PROBLEM REQUIREMENTS :: Tally the lines that contain the string "value" and give the number by itself.

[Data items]
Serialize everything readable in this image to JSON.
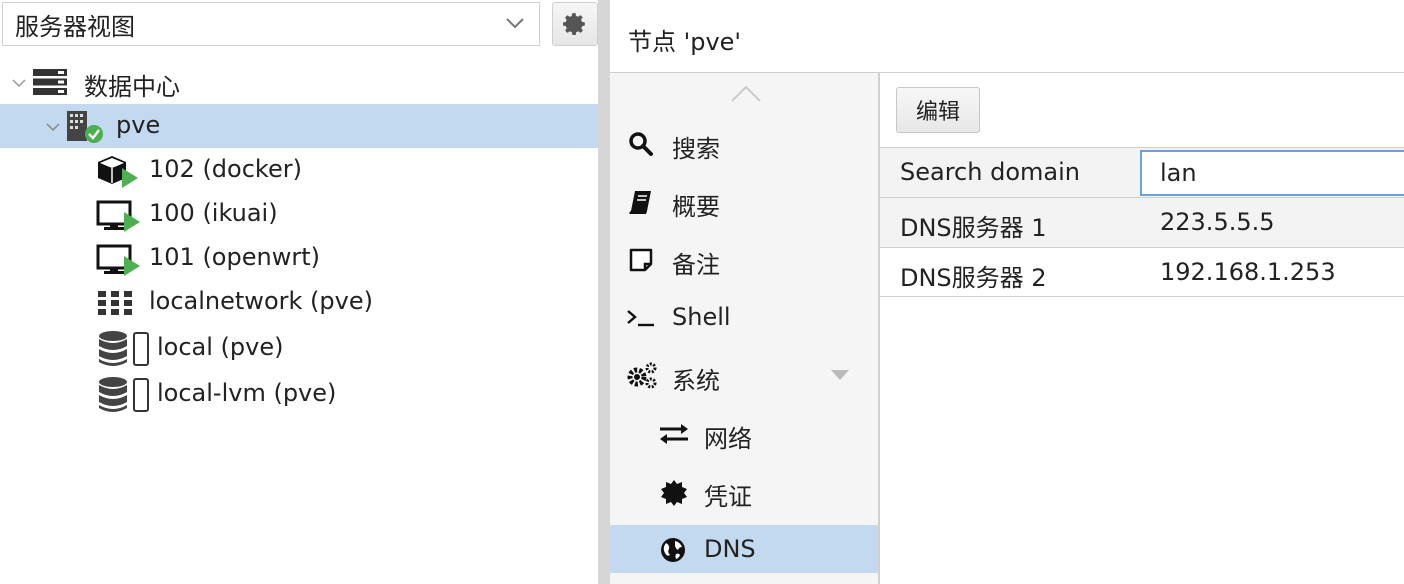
{
  "sidebar": {
    "view_selector": "服务器视图",
    "tree": [
      {
        "label": "数据中心",
        "icon": "datacenter-icon"
      },
      {
        "label": "pve",
        "icon": "node-online-icon",
        "selected": true
      },
      {
        "label": "102 (docker)",
        "icon": "container-running-icon"
      },
      {
        "label": "100 (ikuai)",
        "icon": "vm-running-icon"
      },
      {
        "label": "101 (openwrt)",
        "icon": "vm-running-icon"
      },
      {
        "label": "localnetwork (pve)",
        "icon": "network-grid-icon"
      },
      {
        "label": "local (pve)",
        "icon": "storage-icon"
      },
      {
        "label": "local-lvm (pve)",
        "icon": "storage-icon"
      }
    ]
  },
  "header": {
    "title": "节点 'pve'"
  },
  "nav": {
    "items": [
      {
        "label": "搜索",
        "icon": "search-icon"
      },
      {
        "label": "概要",
        "icon": "book-icon"
      },
      {
        "label": "备注",
        "icon": "note-icon"
      },
      {
        "label": "Shell",
        "icon": "terminal-icon"
      },
      {
        "label": "系统",
        "icon": "gears-icon"
      },
      {
        "label": "网络",
        "icon": "exchange-icon"
      },
      {
        "label": "凭证",
        "icon": "certificate-icon"
      },
      {
        "label": "DNS",
        "icon": "globe-icon",
        "selected": true
      }
    ]
  },
  "content": {
    "edit_label": "编辑",
    "rows": [
      {
        "key": "Search domain",
        "value": "lan"
      },
      {
        "key": "DNS服务器 1",
        "value": "223.5.5.5"
      },
      {
        "key": "DNS服务器 2",
        "value": "192.168.1.253"
      }
    ]
  },
  "colors": {
    "selection": "#c3d9ef",
    "running": "#4caf50",
    "focus_border": "#6aa3d6"
  }
}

RESULT FOR THIS TASK :: 3